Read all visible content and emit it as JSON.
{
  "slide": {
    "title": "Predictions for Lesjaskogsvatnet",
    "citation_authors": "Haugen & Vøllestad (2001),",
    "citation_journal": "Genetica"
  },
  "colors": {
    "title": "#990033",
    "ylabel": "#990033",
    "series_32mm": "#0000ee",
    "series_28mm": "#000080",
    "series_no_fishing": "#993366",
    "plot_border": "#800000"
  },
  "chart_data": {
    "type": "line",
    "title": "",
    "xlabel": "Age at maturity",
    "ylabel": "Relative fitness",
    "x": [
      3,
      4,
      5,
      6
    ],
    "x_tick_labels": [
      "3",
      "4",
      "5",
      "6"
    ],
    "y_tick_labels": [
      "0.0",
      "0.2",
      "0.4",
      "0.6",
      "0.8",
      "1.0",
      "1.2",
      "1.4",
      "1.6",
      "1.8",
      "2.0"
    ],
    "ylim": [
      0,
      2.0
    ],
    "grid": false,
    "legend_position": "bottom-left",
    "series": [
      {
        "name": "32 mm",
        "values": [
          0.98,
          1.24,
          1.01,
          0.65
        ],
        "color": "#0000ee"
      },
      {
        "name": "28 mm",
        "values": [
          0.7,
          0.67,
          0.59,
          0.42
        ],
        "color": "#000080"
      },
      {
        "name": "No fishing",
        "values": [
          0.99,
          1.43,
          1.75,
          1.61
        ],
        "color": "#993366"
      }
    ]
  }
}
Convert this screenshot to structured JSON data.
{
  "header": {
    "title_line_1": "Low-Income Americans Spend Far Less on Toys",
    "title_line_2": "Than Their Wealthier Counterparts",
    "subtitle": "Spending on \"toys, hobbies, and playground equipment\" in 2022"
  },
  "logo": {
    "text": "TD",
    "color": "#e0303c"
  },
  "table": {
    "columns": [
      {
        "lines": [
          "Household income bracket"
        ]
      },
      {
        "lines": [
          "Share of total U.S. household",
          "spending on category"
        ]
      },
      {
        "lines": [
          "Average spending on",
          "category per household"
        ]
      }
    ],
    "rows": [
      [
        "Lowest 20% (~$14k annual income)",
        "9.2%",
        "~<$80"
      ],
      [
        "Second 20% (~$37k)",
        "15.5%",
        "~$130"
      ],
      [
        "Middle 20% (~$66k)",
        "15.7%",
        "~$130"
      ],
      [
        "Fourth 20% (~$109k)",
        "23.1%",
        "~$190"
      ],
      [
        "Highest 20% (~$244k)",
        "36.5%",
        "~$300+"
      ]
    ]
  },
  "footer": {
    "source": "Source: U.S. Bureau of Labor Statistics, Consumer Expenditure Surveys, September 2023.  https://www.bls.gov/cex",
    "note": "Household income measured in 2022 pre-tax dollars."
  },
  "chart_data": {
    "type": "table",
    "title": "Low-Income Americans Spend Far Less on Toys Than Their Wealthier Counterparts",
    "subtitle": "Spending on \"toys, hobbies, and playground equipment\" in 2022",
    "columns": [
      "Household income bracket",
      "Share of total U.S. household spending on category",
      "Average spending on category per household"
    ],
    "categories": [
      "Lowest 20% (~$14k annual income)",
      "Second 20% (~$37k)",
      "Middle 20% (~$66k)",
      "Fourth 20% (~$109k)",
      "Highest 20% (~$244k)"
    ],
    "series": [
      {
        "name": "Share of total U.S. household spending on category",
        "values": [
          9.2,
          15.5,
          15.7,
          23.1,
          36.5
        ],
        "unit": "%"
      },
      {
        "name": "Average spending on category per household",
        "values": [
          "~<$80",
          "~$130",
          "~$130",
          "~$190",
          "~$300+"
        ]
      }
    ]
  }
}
━━━━━━━━━━━━━━━━━━━━━━━━━━━━━━
§ **GOAL**
Return all lines of the material above in which the word "name" occurs.

§ **ANSWER TO THIS EXERCISE**
        "name": "32 mm",
        "name": "28 mm",
        "name": "No fishing",
        "name": "Share of total U.S. household spending on category",
        "name": "Average spending on category per household",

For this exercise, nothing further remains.